Work to complete: All of the data below is to be returned unaltered.

[Data to examine — start]

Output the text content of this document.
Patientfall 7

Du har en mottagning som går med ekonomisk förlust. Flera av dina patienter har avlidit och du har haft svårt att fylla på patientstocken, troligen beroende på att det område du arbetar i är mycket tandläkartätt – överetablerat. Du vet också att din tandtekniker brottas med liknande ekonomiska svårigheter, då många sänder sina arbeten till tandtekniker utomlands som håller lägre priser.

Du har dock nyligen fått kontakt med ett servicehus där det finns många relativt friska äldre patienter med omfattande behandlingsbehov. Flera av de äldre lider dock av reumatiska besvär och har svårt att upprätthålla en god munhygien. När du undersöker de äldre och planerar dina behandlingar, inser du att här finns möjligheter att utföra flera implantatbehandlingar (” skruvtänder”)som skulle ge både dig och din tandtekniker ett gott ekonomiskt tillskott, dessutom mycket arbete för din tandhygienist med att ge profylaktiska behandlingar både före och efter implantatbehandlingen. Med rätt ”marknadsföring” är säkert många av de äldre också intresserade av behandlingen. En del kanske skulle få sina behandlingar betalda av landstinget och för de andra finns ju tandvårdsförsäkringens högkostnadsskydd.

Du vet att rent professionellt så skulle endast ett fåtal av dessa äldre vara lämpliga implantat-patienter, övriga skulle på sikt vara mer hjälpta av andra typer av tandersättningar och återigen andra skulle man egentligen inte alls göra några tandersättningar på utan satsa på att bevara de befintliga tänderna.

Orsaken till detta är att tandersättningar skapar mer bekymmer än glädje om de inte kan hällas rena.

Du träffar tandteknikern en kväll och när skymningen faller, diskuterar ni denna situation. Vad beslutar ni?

[Data to examine — finish]

Worked solution:
Output the text content of this document.
Patientfall 7

Du har en mottagning som går med ekonomisk förlust. Flera av dina patienter har avlidit och du har haft svårt att fylla på patientstocken, troligen beroende på att det område du arbetar i är mycket tandläkartätt – överetablerat. Du vet också att din tandtekniker brottas med liknande ekonomiska svårigheter, då många sänder sina arbeten till tandtekniker utomlands som håller lägre priser.

Du har dock nyligen fått kontakt med ett servicehus där det finns många relativt friska äldre patienter med omfattande behandlingsbehov. Flera av de äldre lider dock av reumatiska besvär och har svårt att upprätthålla en god munhygien. När du undersöker de äldre och planerar dina behandlingar, inser du att här finns möjligheter att utföra flera implantatbehandlingar (” skruvtänder”)som skulle ge både dig och din tandtekniker ett gott ekonomiskt tillskott, dessutom mycket arbete för din tandhygienist med att ge profylaktiska behandlingar både före och efter implantatbehandlingen. Med rätt ”marknadsföring” är säkert många av de äldre också intresserade av behandlingen. En del kanske skulle få sina behandlingar betalda av landstinget och för de andra finns ju tandvårdsförsäkringens högkostnadsskydd.

Du vet att rent professionellt så skulle endast ett fåtal av dessa äldre vara lämpliga implantat-patienter, övriga skulle på sikt vara mer hjälpta av andra typer av tandersättningar och återigen andra skulle man egentligen inte alls göra några tandersättningar på utan satsa på att bevara de befintliga tänderna.

Orsaken till detta är att tandersättningar skapar mer bekymmer än glädje om de inte kan hällas rena.

Du träffar tandteknikern en kväll och när skymningen faller, diskuterar ni denna situation. Vad beslutar ni?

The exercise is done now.